**Challenge**. Below are records. Transcribe exactly the lines from the one that contains "Read out every word on this page." through the last line, leaving any pictures out.

**Listed records**.
* begin *
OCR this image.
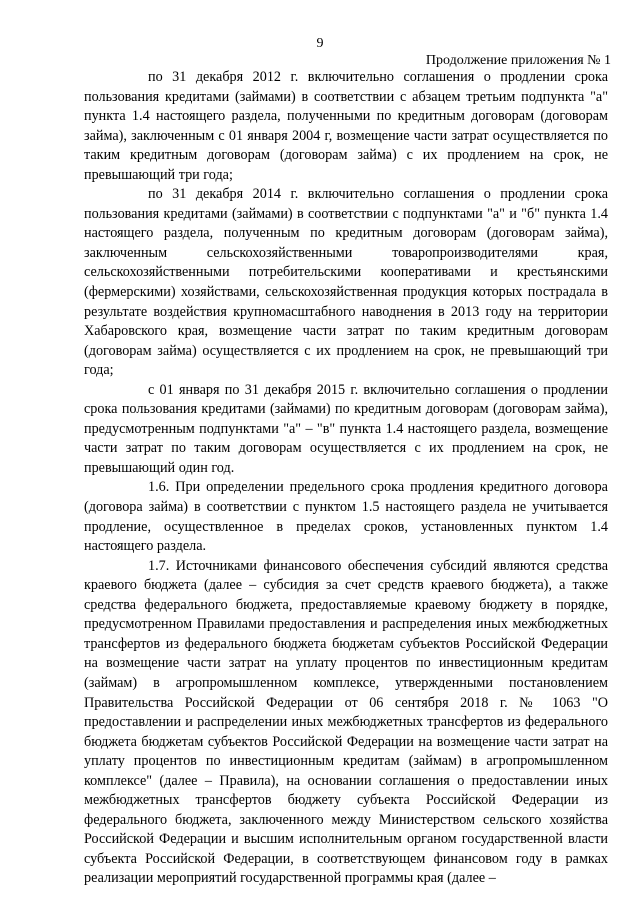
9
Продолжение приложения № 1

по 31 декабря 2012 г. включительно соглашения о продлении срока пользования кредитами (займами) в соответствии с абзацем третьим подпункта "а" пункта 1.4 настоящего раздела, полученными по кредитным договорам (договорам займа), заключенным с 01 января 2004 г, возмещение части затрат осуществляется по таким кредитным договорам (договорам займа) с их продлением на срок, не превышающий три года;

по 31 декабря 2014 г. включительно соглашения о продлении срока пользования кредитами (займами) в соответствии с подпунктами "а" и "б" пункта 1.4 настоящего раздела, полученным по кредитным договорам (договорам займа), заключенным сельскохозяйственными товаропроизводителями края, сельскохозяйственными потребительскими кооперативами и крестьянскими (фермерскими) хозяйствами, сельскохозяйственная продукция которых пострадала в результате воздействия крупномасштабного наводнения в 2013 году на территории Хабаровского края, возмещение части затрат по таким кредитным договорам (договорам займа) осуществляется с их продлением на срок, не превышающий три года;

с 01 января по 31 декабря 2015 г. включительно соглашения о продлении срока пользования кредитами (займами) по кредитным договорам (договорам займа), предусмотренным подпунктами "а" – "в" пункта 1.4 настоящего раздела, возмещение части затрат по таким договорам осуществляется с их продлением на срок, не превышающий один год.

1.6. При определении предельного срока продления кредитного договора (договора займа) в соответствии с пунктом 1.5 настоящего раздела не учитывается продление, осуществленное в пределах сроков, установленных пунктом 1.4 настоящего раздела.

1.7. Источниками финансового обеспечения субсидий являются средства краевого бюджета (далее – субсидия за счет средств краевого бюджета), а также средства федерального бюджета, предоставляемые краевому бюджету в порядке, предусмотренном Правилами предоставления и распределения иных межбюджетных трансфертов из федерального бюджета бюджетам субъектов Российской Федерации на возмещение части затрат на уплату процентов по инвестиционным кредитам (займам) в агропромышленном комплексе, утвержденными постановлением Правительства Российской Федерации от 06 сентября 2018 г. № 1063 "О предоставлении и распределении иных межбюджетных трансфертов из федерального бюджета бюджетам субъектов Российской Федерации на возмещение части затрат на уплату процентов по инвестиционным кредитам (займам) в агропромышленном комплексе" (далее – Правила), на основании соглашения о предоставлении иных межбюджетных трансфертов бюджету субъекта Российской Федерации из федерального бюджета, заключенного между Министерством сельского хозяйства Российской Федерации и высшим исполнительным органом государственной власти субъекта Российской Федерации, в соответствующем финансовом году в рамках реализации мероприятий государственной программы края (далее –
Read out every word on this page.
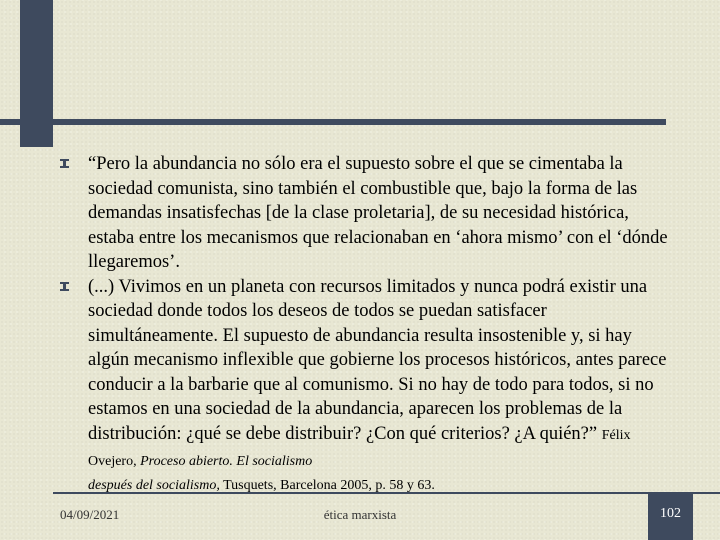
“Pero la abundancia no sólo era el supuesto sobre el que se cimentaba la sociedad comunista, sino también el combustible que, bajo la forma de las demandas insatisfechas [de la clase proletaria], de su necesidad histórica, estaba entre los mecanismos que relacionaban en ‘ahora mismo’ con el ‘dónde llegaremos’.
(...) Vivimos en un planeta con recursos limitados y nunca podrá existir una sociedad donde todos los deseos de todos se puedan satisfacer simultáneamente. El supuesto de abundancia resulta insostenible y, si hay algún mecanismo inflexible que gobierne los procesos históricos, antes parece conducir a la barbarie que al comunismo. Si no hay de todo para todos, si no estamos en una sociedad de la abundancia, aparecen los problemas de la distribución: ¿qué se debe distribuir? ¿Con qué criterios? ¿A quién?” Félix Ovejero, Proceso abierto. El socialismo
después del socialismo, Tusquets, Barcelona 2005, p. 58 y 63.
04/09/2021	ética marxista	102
* end *
**Exercise answer**.
Read out every word on this page.
“Pero la abundancia no sólo era el supuesto sobre el que se cimentaba la sociedad comunista, sino también el combustible que, bajo la forma de las demandas insatisfechas [de la clase proletaria], de su necesidad histórica, estaba entre los mecanismos que relacionaban en ‘ahora mismo’ con el ‘dónde llegaremos’.
(...) Vivimos en un planeta con recursos limitados y nunca podrá existir una sociedad donde todos los deseos de todos se puedan satisfacer simultáneamente. El supuesto de abundancia resulta insostenible y, si hay algún mecanismo inflexible que gobierne los procesos históricos, antes parece conducir a la barbarie que al comunismo. Si no hay de todo para todos, si no estamos en una sociedad de la abundancia, aparecen los problemas de la distribución: ¿qué se debe distribuir? ¿Con qué criterios? ¿A quién?” Félix Ovejero, Proceso abierto. El socialismo
después del socialismo, Tusquets, Barcelona 2005, p. 58 y 63.
04/09/2021	ética marxista	102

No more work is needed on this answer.